Material provided ->
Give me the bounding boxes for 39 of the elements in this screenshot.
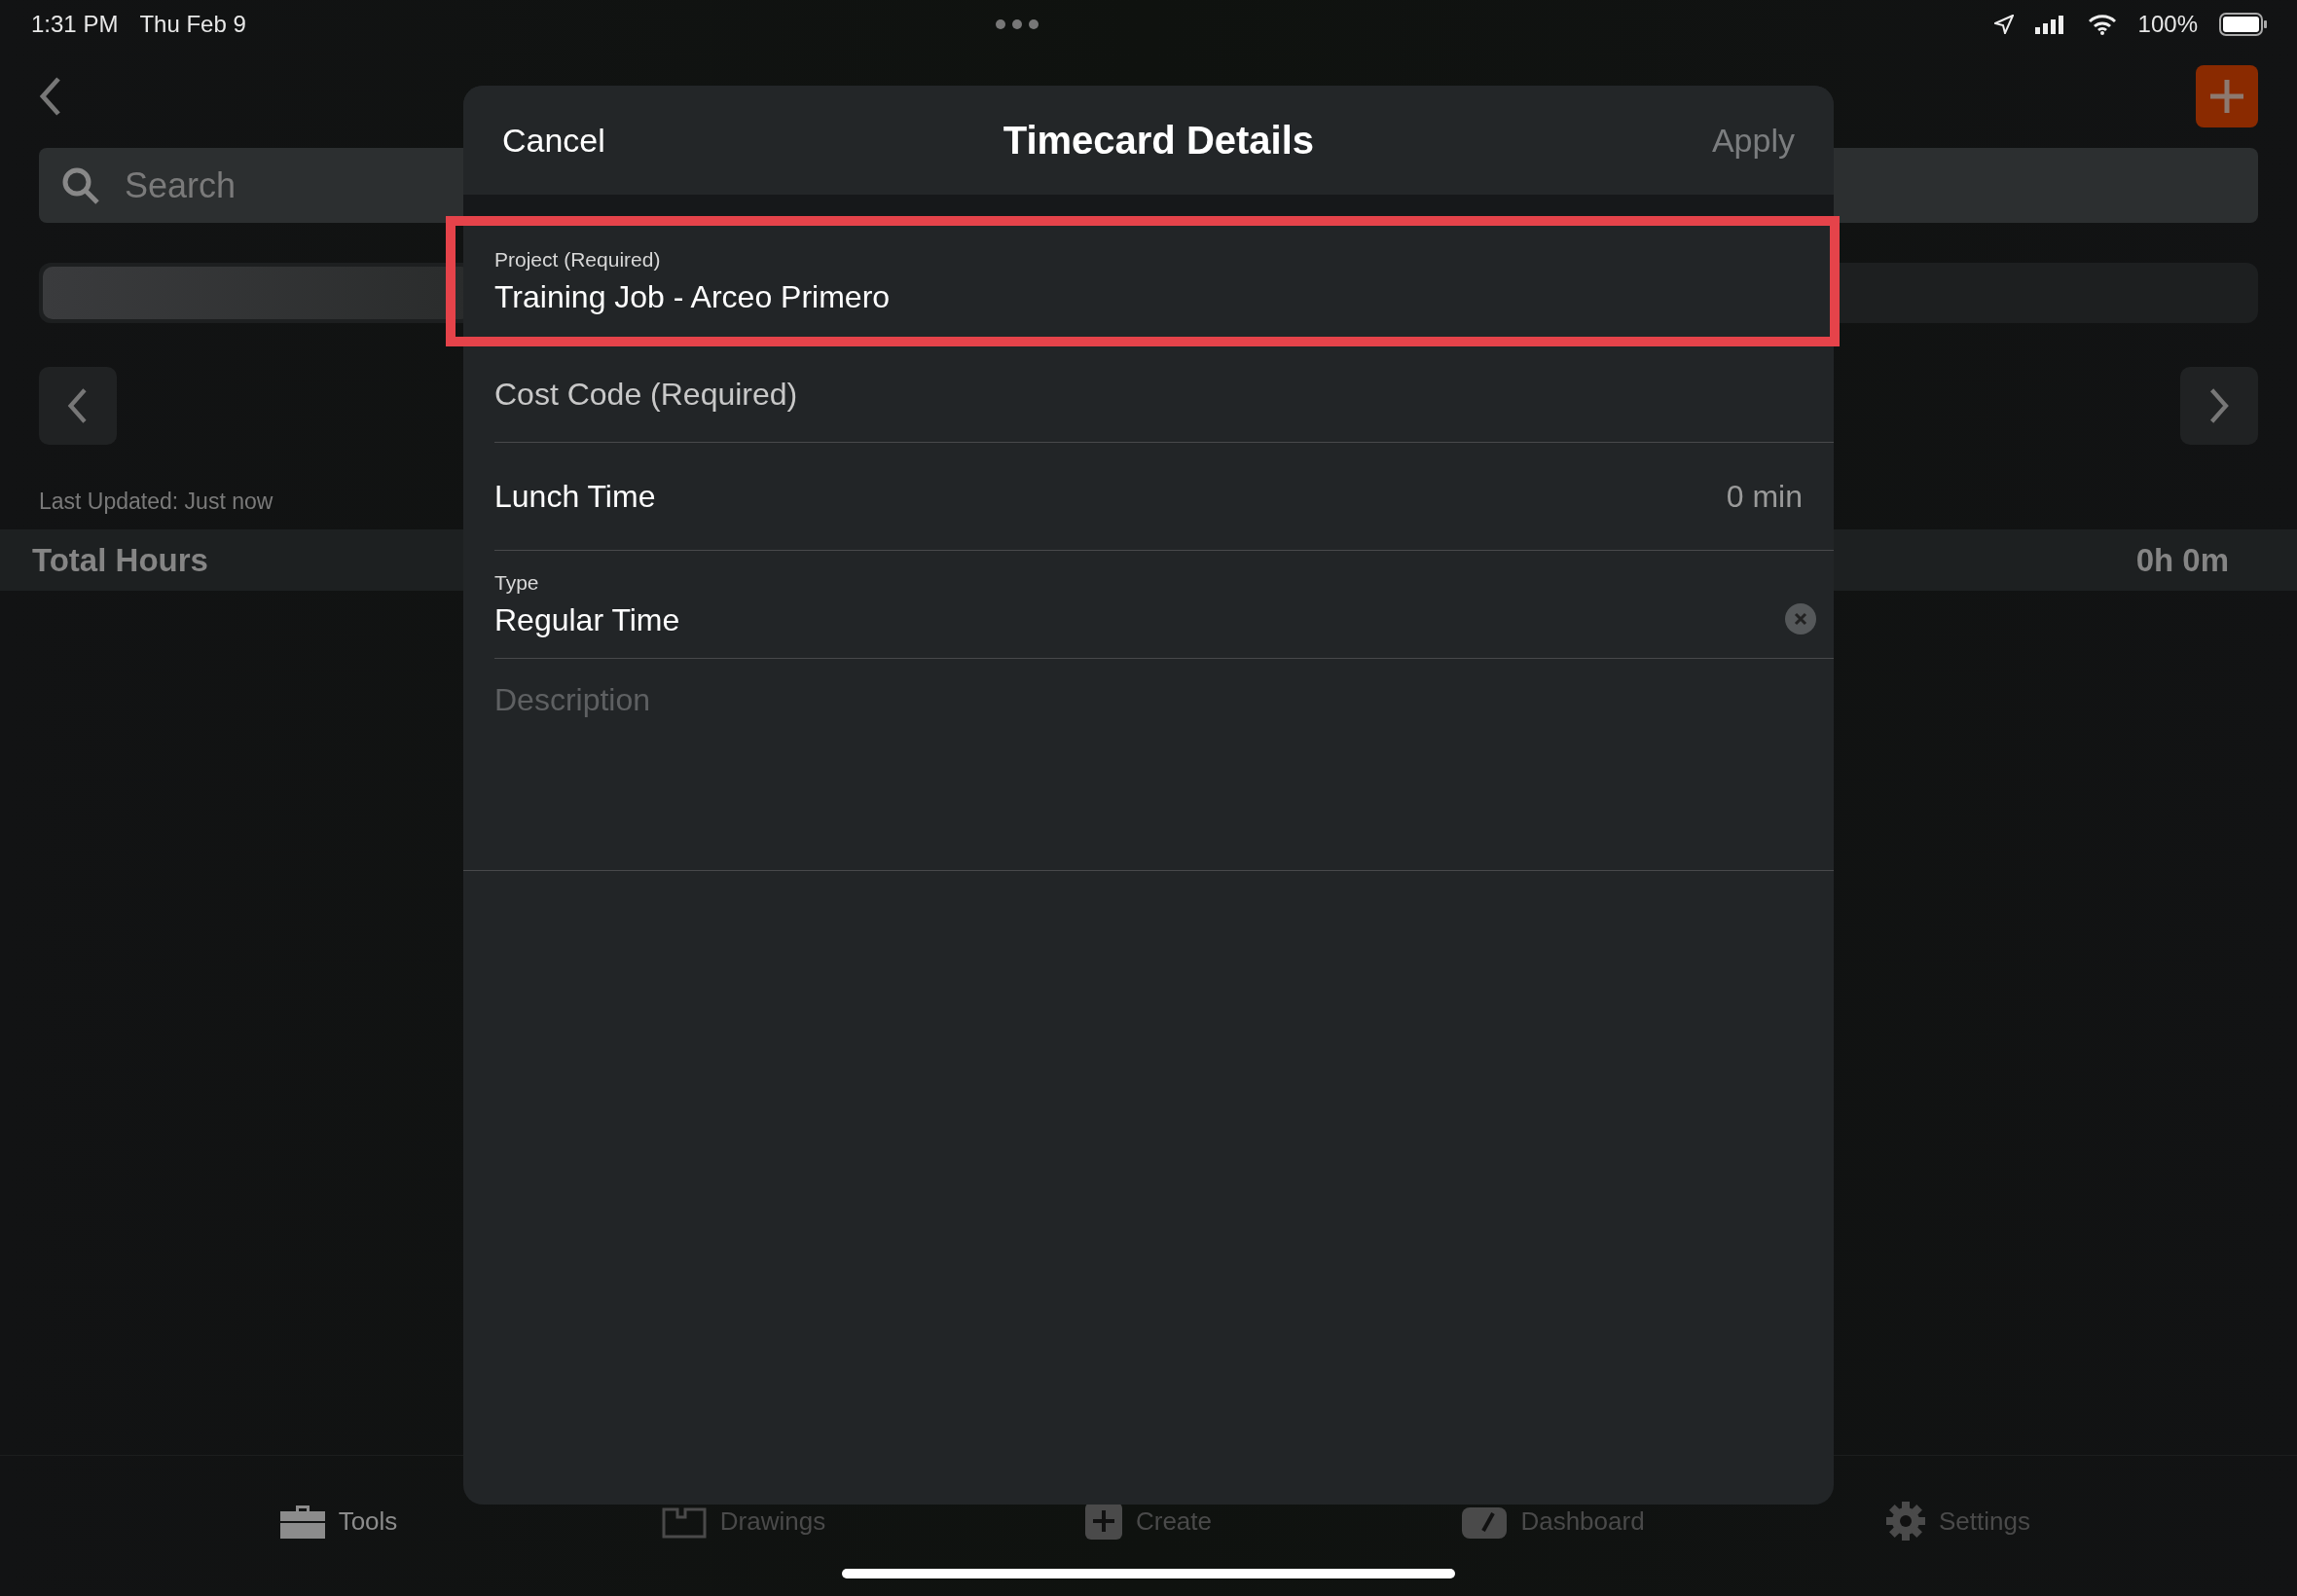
sheet-title: Timecard Details	[1003, 118, 1315, 163]
tab-item[interactable]: Tools	[136, 1504, 541, 1539]
more-dots-icon	[995, 19, 1039, 29]
add-button[interactable]	[2196, 65, 2258, 127]
form-row[interactable]: Cost Code (Required)	[463, 346, 1834, 442]
clear-button[interactable]	[1785, 603, 1816, 635]
wifi-icon	[2087, 14, 2117, 35]
next-button[interactable]	[2180, 367, 2258, 445]
field-value: Regular Time	[494, 601, 680, 638]
field-label: Lunch Time	[494, 478, 656, 515]
field-label: Cost Code (Required)	[494, 376, 798, 413]
form-row[interactable]: Type Regular Time	[463, 551, 1834, 658]
back-button[interactable]	[39, 77, 62, 116]
toolbox-icon	[279, 1504, 325, 1539]
signal-icon	[2034, 15, 2066, 34]
settings-icon	[1886, 1502, 1925, 1541]
plus-icon	[2210, 80, 2243, 113]
total-hours-label: Total Hours	[32, 541, 208, 579]
back-chevron-icon	[39, 77, 62, 116]
form-row[interactable]: Lunch Time 0 min	[463, 443, 1834, 550]
chevron-left-icon	[67, 388, 89, 423]
battery-percent: 100%	[2137, 11, 2198, 38]
status-time: 1:31 PM	[31, 11, 119, 38]
field-value: Training Job - Arceo Primero	[494, 278, 891, 315]
total-hours-value: 0h 0m	[2135, 541, 2229, 579]
battery-icon	[2219, 13, 2268, 36]
field-label: Project (Required)	[494, 247, 661, 272]
close-icon	[1794, 612, 1807, 626]
field-value: 0 min	[1726, 478, 1803, 515]
plus-square-icon	[1084, 1503, 1122, 1540]
form-row[interactable]: Project (Required) Training Job - Arceo Primero	[446, 216, 1840, 346]
last-updated-text: Last Updated: Just now	[39, 489, 273, 515]
field-label: Type	[494, 570, 539, 595]
description-field[interactable]: Description	[463, 659, 1834, 871]
location-arrow-icon	[1993, 15, 2014, 34]
previous-button[interactable]	[39, 367, 117, 445]
cancel-button[interactable]: Cancel	[502, 121, 605, 160]
chevron-right-icon	[2208, 388, 2230, 423]
status-date: Thu Feb 9	[139, 11, 246, 38]
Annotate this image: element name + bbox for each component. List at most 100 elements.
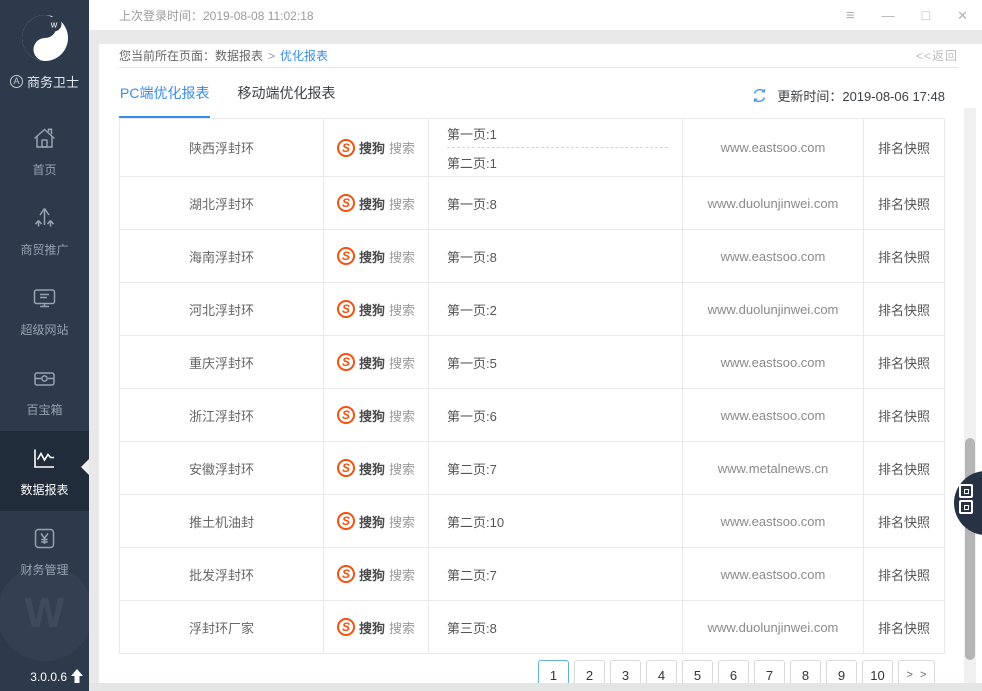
engine-name-light: 搜索 — [389, 302, 416, 318]
upgrade-arrow-icon[interactable] — [70, 669, 84, 684]
sogou-icon: S — [336, 459, 355, 477]
rank-page-cell: 第一页:8 — [429, 230, 683, 282]
snapshot-link[interactable]: 排名快照 — [878, 512, 930, 531]
rank-page-cell: 第二页:7 — [429, 442, 683, 494]
scrollbar-thumb[interactable] — [965, 438, 975, 660]
back-link[interactable]: <<返回 — [916, 47, 958, 64]
site-cell: www.eastsoo.com — [683, 495, 864, 547]
monitor-icon — [31, 285, 58, 312]
snapshot-cell: 排名快照 — [864, 119, 944, 176]
engine-cell: S 搜狗 搜索 — [324, 230, 429, 282]
tab-pc-report[interactable]: PC端优化报表 — [119, 69, 211, 118]
snapshot-link[interactable]: 排名快照 — [878, 300, 930, 319]
engine-cell: S 搜狗 搜索 — [324, 442, 429, 494]
engine-name-light: 搜索 — [389, 620, 416, 636]
snapshot-link[interactable]: 排名快照 — [878, 618, 930, 637]
engine-name-light: 搜索 — [389, 408, 416, 424]
engine-cell: S 搜狗 搜索 — [324, 548, 429, 600]
scrollbar-track[interactable] — [964, 108, 976, 683]
snapshot-cell: 排名快照 — [864, 177, 944, 229]
engine-name-light: 搜索 — [389, 461, 416, 477]
engine-name-bold: 搜狗 — [358, 141, 385, 156]
engine-name-bold: 搜狗 — [358, 461, 385, 477]
snapshot-link[interactable]: 排名快照 — [878, 406, 930, 425]
toolbox-icon — [31, 365, 58, 392]
sidebar-nav: 首页 商贸推广 超级网站 百宝箱数据报表财务管理 — [0, 111, 89, 591]
sidebar-item-reports[interactable]: 数据报表 — [0, 431, 89, 511]
engine-cell: S 搜狗 搜索 — [324, 601, 429, 653]
rank-page-line: 第一页:8 — [447, 196, 497, 212]
rank-page-cell: 第三页:8 — [429, 601, 683, 653]
keyword-cell: 浙江浮封环 — [120, 389, 324, 441]
qr-code-icon — [959, 484, 973, 516]
rank-page-line: 第二页:10 — [447, 514, 505, 530]
finance-icon — [31, 525, 58, 552]
sidebar-item-website[interactable]: 超级网站 — [0, 271, 89, 351]
sidebar: w A 商务卫士 首页 商贸推广 超级网站 百宝箱 数据报表 财务管理 W 3.0.0.6 — [0, 0, 89, 691]
table-row: 重庆浮封环 S 搜狗 搜索 第一页:5 www.eastsoo.com 排名快照 — [120, 336, 944, 389]
site-cell: www.duolunjinwei.com — [683, 283, 864, 335]
keyword-cell: 湖北浮封环 — [120, 177, 324, 229]
engine-name-bold: 搜狗 — [358, 620, 385, 636]
app-window: { "window": { "last_login": "上次登录时间：2019… — [0, 0, 982, 691]
keyword-cell: 批发浮封环 — [120, 548, 324, 600]
rank-page-line: 第二页:7 — [447, 567, 497, 583]
engine-name-bold: 搜狗 — [358, 567, 385, 583]
watermark-letter: W — [24, 589, 65, 636]
last-login-text: 上次登录时间：2019-08-08 11:02:18 — [119, 8, 314, 23]
site-cell: www.eastsoo.com — [683, 389, 864, 441]
keyword-cell: 安徽浮封环 — [120, 442, 324, 494]
sidebar-item-promote[interactable]: 商贸推广 — [0, 191, 89, 271]
update-time-label: 更新时间：2019-08-06 17:48 — [777, 89, 945, 104]
keyword-cell: 河北浮封环 — [120, 283, 324, 335]
bottom-strip — [89, 683, 982, 691]
rank-page-cell: 第一页:1 第二页:1 — [429, 119, 683, 176]
ranking-table: 陕西浮封环 S 搜狗 搜索 第一页:1 第二页:1 www.eastsoo.com 排名快照湖… — [119, 118, 945, 654]
snapshot-link[interactable]: 排名快照 — [878, 459, 930, 478]
maximize-icon[interactable]: □ — [922, 8, 930, 22]
minimize-icon[interactable]: — — [882, 9, 895, 22]
brand-name: 商务卫士 — [26, 75, 79, 90]
snapshot-cell: 排名快照 — [864, 283, 944, 335]
snapshot-cell: 排名快照 — [864, 601, 944, 653]
site-cell: www.eastsoo.com — [683, 548, 864, 600]
site-cell: www.eastsoo.com — [683, 230, 864, 282]
close-icon[interactable]: ✕ — [957, 9, 968, 22]
engine-cell: S 搜狗 搜索 — [324, 336, 429, 388]
tab-mobile-report[interactable]: 移动端优化报表 — [236, 69, 336, 118]
site-cell: www.duolunjinwei.com — [683, 601, 864, 653]
breadcrumb-prefix: 您当前所在页面： — [119, 49, 216, 63]
engine-cell: S 搜狗 搜索 — [324, 389, 429, 441]
sogou-icon: S — [336, 247, 355, 265]
update-time-box: 更新时间：2019-08-06 17:48 — [751, 86, 945, 118]
promote-icon — [31, 205, 58, 232]
rank-page-cell: 第一页:5 — [429, 336, 683, 388]
snapshot-link[interactable]: 排名快照 — [878, 138, 930, 157]
snapshot-cell: 排名快照 — [864, 230, 944, 282]
engine-cell: S 搜狗 搜索 — [324, 495, 429, 547]
rank-page-line: 第一页:2 — [447, 302, 497, 318]
keyword-cell: 陕西浮封环 — [120, 119, 324, 176]
menu-icon[interactable]: ≡ — [846, 8, 855, 23]
rank-page-line: 第一页:6 — [447, 408, 497, 424]
snapshot-link[interactable]: 排名快照 — [878, 194, 930, 213]
sidebar-item-label: 数据报表 — [20, 482, 69, 497]
breadcrumb-current[interactable]: 优化报表 — [280, 47, 328, 64]
rank-page-line: 第二页:7 — [447, 461, 497, 477]
refresh-icon[interactable] — [751, 87, 768, 104]
snapshot-link[interactable]: 排名快照 — [878, 353, 930, 372]
svg-text:w: w — [49, 20, 57, 30]
rank-page-cell: 第二页:7 — [429, 548, 683, 600]
sidebar-item-toolbox[interactable]: 百宝箱 — [0, 351, 89, 431]
sidebar-item-finance[interactable]: 财务管理 — [0, 511, 89, 591]
snapshot-link[interactable]: 排名快照 — [878, 565, 930, 584]
engine-name-bold: 搜狗 — [358, 355, 385, 371]
sidebar-item-label: 财务管理 — [20, 562, 69, 577]
breadcrumb-separator: > — [268, 48, 276, 63]
engine-name-bold: 搜狗 — [358, 196, 385, 212]
site-cell: www.duolunjinwei.com — [683, 177, 864, 229]
snapshot-link[interactable]: 排名快照 — [878, 247, 930, 266]
engine-name-light: 搜索 — [389, 355, 416, 371]
sidebar-item-home[interactable]: 首页 — [0, 111, 89, 191]
table-row: 批发浮封环 S 搜狗 搜索 第二页:7 www.eastsoo.com 排名快照 — [120, 548, 944, 601]
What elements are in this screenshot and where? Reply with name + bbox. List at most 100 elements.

The request ->
Return the rows between the line containing "118, 1315, 163]" and the line containing "80, 2243, 113]", both included, copied character for character.

Task answer ->
sheet-title: Timecard Details	[1003, 118, 1315, 163]
tab-item[interactable]: Tools	[136, 1504, 541, 1539]
more-dots-icon	[995, 19, 1039, 29]
add-button[interactable]	[2196, 65, 2258, 127]
form-row[interactable]: Cost Code (Required)	[463, 346, 1834, 442]
clear-button[interactable]	[1785, 603, 1816, 635]
wifi-icon	[2087, 14, 2117, 35]
next-button[interactable]	[2180, 367, 2258, 445]
field-value: Regular Time	[494, 601, 680, 638]
field-label: Lunch Time	[494, 478, 656, 515]
field-label: Cost Code (Required)	[494, 376, 798, 413]
form-row[interactable]: Type Regular Time	[463, 551, 1834, 658]
back-button[interactable]	[39, 77, 62, 116]
toolbox-icon	[279, 1504, 325, 1539]
signal-icon	[2034, 15, 2066, 34]
settings-icon	[1886, 1502, 1925, 1541]
plus-icon	[2210, 80, 2243, 113]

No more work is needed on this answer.